--- Data in this exercise ---

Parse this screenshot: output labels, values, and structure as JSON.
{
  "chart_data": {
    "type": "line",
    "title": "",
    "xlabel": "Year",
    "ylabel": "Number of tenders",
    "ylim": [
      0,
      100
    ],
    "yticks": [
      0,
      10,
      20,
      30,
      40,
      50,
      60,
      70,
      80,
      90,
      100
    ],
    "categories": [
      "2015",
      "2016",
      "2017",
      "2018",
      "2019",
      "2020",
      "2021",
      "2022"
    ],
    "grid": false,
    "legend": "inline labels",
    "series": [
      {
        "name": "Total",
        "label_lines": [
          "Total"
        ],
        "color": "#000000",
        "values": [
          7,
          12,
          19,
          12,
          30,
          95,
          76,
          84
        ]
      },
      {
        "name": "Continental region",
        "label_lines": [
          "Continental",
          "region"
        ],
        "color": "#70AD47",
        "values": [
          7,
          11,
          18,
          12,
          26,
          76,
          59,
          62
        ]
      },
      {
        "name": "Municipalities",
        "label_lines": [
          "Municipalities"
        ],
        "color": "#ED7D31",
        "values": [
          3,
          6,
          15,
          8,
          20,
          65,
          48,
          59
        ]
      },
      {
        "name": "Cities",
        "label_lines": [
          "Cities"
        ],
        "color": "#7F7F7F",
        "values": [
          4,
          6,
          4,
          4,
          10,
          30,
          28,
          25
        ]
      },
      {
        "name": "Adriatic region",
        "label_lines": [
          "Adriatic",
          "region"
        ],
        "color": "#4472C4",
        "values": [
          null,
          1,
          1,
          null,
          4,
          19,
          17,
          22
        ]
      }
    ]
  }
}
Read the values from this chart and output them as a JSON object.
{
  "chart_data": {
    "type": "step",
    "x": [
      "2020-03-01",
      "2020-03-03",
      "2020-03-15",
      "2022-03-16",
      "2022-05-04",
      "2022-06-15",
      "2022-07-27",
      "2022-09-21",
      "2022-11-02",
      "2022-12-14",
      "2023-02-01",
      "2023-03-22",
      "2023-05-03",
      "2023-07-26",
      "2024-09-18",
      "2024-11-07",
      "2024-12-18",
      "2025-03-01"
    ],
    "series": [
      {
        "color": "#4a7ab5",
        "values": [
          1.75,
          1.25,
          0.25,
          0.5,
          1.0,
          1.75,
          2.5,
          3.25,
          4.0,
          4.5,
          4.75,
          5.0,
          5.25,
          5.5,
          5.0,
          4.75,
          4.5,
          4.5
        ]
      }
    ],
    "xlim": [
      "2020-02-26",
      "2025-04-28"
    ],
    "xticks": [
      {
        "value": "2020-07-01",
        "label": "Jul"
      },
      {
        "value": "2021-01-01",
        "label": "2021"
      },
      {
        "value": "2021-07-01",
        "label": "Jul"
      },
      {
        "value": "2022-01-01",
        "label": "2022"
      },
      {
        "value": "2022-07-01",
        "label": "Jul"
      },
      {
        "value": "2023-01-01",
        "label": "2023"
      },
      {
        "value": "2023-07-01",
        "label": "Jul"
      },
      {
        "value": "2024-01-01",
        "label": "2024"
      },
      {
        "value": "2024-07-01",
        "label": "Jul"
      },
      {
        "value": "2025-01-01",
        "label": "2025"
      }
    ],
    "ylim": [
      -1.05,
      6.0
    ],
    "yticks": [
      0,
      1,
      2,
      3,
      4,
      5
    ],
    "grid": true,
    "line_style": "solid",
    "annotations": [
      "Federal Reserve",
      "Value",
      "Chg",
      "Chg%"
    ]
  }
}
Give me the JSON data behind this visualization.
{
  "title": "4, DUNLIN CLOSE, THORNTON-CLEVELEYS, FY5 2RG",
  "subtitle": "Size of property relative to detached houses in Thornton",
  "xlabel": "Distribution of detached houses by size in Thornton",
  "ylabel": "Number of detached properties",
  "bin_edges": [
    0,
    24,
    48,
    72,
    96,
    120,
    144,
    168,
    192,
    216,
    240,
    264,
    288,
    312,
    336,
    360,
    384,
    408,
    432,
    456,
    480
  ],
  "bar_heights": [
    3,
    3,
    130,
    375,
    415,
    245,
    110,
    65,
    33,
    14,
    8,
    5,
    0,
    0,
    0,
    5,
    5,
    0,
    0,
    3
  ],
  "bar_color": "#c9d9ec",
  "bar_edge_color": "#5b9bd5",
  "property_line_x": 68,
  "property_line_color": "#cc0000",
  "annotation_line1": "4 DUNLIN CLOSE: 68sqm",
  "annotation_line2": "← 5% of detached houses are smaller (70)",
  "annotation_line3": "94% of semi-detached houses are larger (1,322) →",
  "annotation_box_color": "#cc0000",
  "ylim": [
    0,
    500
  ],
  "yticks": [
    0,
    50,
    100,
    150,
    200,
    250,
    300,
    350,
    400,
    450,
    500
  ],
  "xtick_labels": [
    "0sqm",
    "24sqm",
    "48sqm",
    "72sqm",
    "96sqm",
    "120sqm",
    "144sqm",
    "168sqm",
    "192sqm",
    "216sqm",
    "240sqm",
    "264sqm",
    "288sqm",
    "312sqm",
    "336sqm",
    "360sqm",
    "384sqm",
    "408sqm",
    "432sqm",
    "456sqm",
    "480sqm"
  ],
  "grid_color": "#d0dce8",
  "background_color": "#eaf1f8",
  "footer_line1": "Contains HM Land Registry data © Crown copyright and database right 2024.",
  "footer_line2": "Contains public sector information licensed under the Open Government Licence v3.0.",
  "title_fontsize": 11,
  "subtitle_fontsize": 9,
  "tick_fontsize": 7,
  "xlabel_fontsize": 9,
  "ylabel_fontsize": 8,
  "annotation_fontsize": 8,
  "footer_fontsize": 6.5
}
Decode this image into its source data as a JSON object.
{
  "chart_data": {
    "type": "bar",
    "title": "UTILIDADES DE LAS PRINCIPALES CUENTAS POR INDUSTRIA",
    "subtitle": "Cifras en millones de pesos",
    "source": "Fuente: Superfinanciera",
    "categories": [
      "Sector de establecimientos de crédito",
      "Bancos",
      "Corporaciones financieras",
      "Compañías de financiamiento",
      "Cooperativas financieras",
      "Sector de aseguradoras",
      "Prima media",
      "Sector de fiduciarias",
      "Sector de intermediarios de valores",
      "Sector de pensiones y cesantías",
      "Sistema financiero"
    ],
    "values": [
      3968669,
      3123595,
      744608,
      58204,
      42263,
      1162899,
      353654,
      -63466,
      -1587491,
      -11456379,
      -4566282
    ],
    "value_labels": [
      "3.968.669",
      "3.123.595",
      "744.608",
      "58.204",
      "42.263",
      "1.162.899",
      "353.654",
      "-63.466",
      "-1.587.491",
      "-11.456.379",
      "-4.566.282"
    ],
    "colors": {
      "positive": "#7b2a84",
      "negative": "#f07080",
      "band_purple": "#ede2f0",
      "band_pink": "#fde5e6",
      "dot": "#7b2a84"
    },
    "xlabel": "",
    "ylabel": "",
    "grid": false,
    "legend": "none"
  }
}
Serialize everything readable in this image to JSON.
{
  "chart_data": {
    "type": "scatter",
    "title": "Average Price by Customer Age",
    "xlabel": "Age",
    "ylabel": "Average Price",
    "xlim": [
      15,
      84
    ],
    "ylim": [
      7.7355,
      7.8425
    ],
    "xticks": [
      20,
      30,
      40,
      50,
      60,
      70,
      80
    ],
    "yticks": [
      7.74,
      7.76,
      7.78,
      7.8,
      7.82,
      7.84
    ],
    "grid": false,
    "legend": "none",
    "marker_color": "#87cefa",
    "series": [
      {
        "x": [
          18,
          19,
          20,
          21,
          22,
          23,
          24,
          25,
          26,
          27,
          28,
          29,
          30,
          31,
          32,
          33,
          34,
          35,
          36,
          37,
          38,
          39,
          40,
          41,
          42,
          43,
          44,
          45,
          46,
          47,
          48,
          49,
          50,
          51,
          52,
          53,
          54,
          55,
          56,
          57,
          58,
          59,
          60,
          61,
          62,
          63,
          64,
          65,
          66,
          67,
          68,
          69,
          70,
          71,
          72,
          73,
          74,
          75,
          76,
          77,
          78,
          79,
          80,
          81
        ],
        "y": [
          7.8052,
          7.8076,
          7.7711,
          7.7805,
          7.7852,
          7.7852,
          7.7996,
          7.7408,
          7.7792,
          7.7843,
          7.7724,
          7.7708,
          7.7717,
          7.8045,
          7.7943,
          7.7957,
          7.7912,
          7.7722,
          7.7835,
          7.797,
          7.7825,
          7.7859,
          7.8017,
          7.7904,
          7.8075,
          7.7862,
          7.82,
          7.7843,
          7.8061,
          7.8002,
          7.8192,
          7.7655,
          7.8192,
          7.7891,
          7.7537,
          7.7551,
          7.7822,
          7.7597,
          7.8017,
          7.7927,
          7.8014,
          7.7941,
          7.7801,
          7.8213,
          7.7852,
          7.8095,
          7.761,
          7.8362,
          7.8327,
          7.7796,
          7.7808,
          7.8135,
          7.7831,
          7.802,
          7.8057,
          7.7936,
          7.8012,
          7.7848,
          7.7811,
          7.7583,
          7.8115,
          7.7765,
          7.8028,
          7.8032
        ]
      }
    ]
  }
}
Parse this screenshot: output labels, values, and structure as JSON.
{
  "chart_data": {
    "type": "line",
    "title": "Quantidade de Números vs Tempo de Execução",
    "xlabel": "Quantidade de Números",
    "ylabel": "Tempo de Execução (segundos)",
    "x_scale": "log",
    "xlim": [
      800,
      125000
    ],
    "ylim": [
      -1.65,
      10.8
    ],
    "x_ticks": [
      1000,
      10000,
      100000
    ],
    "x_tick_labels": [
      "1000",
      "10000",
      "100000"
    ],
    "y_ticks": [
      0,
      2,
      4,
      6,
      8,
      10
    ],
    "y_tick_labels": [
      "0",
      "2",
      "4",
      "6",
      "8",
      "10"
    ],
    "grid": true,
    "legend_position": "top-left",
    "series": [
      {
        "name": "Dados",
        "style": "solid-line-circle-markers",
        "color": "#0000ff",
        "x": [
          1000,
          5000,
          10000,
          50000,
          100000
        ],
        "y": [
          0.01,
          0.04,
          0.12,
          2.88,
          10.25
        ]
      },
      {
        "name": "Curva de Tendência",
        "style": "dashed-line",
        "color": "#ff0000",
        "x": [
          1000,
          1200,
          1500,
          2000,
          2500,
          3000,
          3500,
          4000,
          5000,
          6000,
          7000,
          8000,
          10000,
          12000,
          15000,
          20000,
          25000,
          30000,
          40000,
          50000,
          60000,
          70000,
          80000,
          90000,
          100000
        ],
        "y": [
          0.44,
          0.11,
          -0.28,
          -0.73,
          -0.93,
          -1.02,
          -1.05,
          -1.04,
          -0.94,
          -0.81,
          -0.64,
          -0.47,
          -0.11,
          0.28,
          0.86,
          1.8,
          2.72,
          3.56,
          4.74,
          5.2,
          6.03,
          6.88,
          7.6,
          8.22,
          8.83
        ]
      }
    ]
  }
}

---

**Directive**.
Take every line from the data above that holds "region" and copy it out.

**Final result**.
        "name": "Continental region",
          "region"
        "name": "Adriatic region",
          "region"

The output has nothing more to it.